• Set exercise: All lines in the data bearing the string "label" should be identified and copied.

• Available data:
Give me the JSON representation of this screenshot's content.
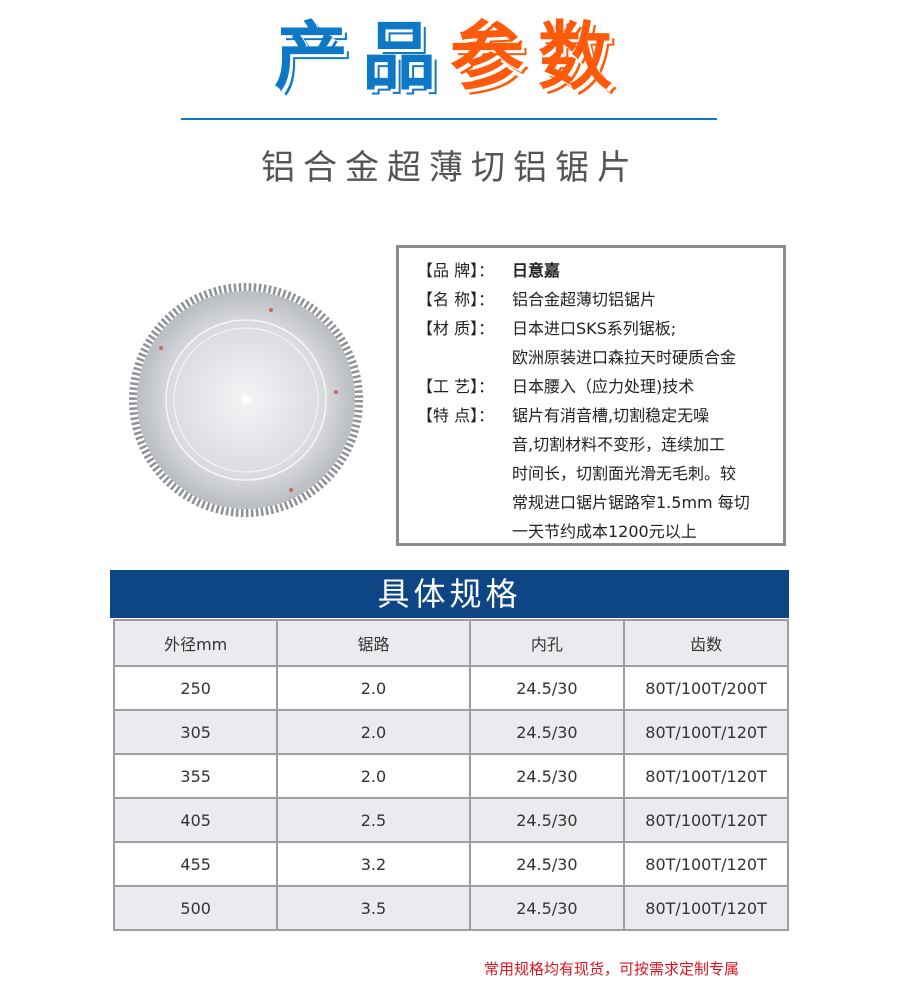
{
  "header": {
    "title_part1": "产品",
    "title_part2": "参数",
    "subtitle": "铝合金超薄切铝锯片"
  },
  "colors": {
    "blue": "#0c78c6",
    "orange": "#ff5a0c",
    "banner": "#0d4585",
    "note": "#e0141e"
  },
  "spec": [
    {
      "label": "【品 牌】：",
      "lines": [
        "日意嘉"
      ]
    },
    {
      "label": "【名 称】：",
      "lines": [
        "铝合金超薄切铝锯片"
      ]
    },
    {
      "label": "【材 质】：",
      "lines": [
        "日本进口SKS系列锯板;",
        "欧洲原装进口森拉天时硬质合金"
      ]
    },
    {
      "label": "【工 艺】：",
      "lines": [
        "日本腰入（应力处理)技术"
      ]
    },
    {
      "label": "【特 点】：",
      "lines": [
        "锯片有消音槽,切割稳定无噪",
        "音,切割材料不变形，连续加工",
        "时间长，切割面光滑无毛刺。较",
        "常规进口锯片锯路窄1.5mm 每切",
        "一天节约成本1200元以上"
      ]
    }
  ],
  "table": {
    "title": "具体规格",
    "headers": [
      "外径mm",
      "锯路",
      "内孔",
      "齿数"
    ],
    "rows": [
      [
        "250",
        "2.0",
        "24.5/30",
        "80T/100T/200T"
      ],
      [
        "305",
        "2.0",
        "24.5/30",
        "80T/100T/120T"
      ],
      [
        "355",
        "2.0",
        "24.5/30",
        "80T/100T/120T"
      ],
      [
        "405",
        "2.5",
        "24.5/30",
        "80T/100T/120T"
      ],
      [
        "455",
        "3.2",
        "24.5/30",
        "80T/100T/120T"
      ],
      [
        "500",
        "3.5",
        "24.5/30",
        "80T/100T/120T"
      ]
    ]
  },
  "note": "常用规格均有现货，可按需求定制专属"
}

• Response to the task:
      "label": "【品 牌】：",
      "label": "【名 称】：",
      "label": "【材 质】：",
      "label": "【工 艺】：",
      "label": "【特 点】：",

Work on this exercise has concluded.